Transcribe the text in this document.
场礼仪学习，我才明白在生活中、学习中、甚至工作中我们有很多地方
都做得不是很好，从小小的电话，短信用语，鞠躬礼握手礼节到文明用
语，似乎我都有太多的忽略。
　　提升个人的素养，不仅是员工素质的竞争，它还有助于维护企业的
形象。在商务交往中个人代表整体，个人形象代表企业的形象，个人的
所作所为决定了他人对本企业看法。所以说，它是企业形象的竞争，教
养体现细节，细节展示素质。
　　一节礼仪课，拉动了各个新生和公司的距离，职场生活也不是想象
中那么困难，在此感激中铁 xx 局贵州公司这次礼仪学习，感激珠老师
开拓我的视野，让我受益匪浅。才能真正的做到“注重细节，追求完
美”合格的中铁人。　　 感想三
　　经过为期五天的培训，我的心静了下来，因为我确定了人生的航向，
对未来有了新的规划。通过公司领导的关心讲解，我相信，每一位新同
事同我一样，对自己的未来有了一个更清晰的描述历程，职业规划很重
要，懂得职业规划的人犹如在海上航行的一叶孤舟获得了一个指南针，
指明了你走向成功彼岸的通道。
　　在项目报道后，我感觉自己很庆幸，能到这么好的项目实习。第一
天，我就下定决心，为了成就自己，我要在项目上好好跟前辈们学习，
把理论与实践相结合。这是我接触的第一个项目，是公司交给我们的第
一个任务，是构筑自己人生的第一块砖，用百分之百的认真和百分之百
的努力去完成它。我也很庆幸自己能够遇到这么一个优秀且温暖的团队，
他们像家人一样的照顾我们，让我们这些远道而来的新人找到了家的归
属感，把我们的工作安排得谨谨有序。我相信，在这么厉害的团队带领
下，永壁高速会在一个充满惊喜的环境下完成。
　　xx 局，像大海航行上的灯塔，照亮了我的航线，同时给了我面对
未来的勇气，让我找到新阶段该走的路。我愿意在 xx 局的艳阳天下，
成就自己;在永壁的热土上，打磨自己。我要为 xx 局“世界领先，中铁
◆ ◆ ◆ ◆
**INSTRUCTIONS FOR THE TASK:**
Reproduce each record shown above without altering a single word.

**EXERCISE ANSWER:**
Transcribe the text in this document.
场礼仪学习，我才明白在生活中、学习中、甚至工作中我们有很多地方
都做得不是很好，从小小的电话，短信用语，鞠躬礼握手礼节到文明用
语，似乎我都有太多的忽略。
　　提升个人的素养，不仅是员工素质的竞争，它还有助于维护企业的
形象。在商务交往中个人代表整体，个人形象代表企业的形象，个人的
所作所为决定了他人对本企业看法。所以说，它是企业形象的竞争，教
养体现细节，细节展示素质。
　　一节礼仪课，拉动了各个新生和公司的距离，职场生活也不是想象
中那么困难，在此感激中铁 xx 局贵州公司这次礼仪学习，感激珠老师
开拓我的视野，让我受益匪浅。才能真正的做到“注重细节，追求完
美”合格的中铁人。　　 感想三
　　经过为期五天的培训，我的心静了下来，因为我确定了人生的航向，
对未来有了新的规划。通过公司领导的关心讲解，我相信，每一位新同
事同我一样，对自己的未来有了一个更清晰的描述历程，职业规划很重
要，懂得职业规划的人犹如在海上航行的一叶孤舟获得了一个指南针，
指明了你走向成功彼岸的通道。
　　在项目报道后，我感觉自己很庆幸，能到这么好的项目实习。第一
天，我就下定决心，为了成就自己，我要在项目上好好跟前辈们学习，
把理论与实践相结合。这是我接触的第一个项目，是公司交给我们的第
一个任务，是构筑自己人生的第一块砖，用百分之百的认真和百分之百
的努力去完成它。我也很庆幸自己能够遇到这么一个优秀且温暖的团队，
他们像家人一样的照顾我们，让我们这些远道而来的新人找到了家的归
属感，把我们的工作安排得谨谨有序。我相信，在这么厉害的团队带领
下，永壁高速会在一个充满惊喜的环境下完成。
　　xx 局，像大海航行上的灯塔，照亮了我的航线，同时给了我面对
未来的勇气，让我找到新阶段该走的路。我愿意在 xx 局的艳阳天下，
成就自己;在永壁的热土上，打磨自己。我要为 xx 局“世界领先，中铁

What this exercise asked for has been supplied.